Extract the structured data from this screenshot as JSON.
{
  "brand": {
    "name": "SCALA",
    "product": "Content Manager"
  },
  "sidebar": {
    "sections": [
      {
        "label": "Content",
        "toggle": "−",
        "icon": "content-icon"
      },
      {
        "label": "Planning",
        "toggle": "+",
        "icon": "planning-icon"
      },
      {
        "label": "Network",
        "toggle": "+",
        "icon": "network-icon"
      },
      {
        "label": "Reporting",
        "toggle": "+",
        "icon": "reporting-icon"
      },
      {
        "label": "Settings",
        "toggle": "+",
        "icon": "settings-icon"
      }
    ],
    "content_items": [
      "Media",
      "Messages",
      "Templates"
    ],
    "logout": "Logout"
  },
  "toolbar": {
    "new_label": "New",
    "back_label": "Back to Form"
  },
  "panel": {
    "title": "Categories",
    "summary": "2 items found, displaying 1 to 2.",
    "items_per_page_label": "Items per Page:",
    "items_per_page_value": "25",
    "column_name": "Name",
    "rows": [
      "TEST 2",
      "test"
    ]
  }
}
* * *
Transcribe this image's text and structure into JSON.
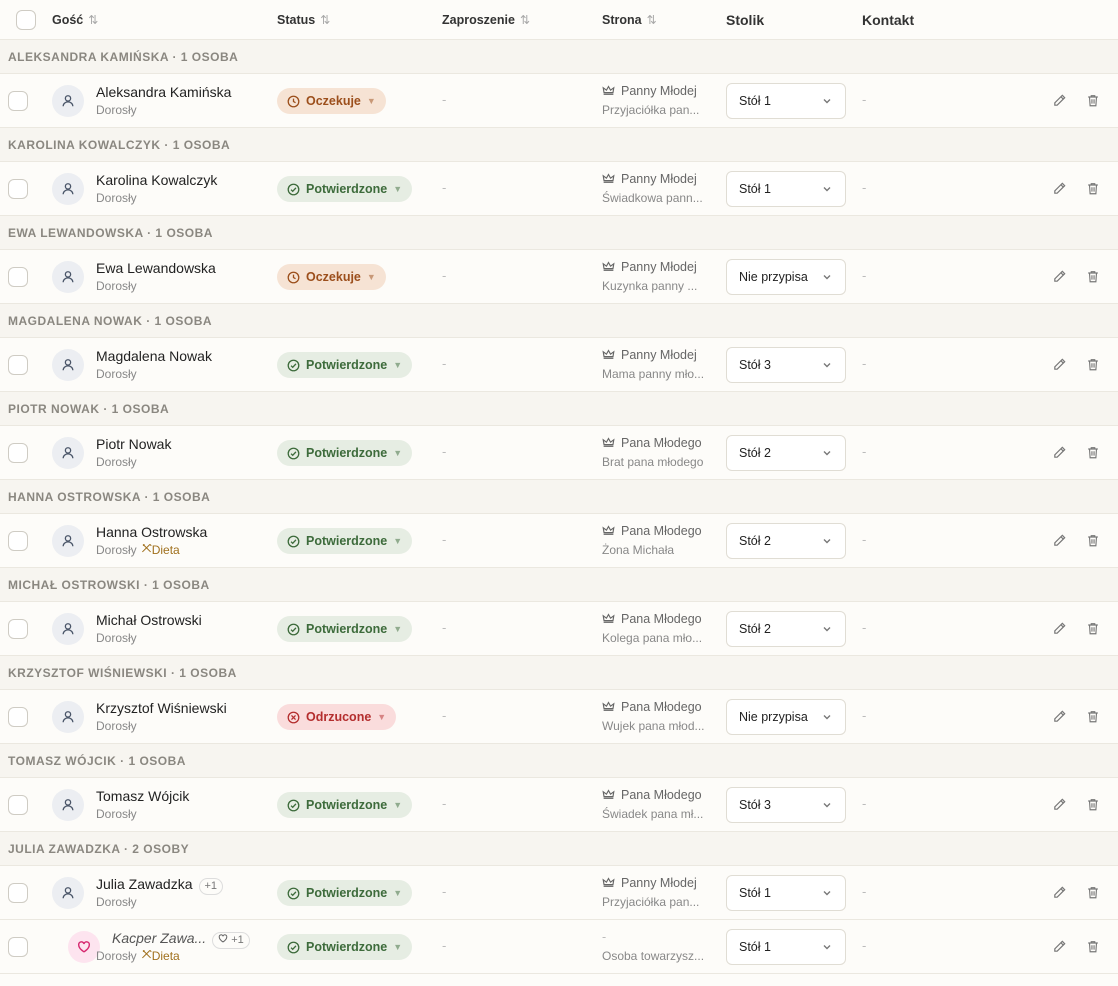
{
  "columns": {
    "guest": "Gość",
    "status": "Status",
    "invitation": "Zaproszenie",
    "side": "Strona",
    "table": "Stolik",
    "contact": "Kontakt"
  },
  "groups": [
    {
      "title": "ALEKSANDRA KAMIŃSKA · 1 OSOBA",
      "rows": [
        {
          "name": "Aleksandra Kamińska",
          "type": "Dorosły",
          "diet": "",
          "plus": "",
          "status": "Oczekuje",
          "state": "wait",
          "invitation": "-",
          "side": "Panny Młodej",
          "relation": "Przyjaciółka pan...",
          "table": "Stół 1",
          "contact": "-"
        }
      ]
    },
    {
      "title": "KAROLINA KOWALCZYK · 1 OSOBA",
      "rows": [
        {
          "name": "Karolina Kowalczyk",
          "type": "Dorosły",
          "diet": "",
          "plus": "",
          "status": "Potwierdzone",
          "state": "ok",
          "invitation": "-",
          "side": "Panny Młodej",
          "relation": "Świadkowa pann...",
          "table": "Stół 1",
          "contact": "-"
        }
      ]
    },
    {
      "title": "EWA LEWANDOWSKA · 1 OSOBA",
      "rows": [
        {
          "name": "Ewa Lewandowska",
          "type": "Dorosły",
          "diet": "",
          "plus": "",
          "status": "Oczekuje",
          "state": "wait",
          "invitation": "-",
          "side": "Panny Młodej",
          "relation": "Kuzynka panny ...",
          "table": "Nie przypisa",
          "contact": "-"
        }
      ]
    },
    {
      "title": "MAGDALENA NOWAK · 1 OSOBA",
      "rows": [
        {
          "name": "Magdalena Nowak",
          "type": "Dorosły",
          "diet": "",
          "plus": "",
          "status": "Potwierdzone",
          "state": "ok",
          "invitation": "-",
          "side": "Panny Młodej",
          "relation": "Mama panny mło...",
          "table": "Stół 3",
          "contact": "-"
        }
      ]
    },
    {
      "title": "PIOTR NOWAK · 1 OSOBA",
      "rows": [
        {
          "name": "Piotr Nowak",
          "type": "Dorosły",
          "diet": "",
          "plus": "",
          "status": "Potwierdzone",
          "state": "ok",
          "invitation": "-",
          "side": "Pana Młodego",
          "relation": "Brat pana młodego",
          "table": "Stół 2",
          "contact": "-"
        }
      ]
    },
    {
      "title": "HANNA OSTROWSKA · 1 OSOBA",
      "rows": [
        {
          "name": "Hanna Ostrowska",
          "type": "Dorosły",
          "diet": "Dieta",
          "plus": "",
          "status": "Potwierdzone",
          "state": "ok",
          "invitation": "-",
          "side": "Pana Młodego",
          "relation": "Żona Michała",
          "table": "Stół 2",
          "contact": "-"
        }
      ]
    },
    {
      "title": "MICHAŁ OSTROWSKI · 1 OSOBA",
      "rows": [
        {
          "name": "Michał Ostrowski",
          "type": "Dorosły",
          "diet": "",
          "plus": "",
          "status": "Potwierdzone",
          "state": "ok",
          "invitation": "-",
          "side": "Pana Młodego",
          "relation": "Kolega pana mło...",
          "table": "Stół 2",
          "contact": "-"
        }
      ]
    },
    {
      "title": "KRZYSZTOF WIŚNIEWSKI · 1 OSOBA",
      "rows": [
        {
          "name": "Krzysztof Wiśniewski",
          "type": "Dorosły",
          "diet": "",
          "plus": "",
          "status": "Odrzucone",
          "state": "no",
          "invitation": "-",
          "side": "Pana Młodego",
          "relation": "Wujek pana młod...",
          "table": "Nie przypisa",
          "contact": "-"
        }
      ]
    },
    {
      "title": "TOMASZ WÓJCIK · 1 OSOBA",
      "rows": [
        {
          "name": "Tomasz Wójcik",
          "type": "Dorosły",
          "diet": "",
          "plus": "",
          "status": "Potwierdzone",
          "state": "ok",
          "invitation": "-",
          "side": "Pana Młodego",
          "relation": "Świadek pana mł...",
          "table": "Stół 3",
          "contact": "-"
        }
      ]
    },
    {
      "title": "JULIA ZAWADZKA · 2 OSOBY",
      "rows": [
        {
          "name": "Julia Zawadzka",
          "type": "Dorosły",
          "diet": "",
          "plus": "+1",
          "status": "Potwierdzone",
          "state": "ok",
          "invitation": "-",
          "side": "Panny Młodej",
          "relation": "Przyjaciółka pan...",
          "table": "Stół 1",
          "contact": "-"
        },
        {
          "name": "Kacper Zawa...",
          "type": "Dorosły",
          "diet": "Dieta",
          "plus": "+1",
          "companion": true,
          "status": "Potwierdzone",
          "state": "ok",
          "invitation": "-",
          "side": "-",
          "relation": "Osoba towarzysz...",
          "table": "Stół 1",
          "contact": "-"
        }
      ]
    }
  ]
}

STATED PROBLEM -
Only the number is needed: state how many lines in the listing contain "icon".

FINISHED EXERCISE -
5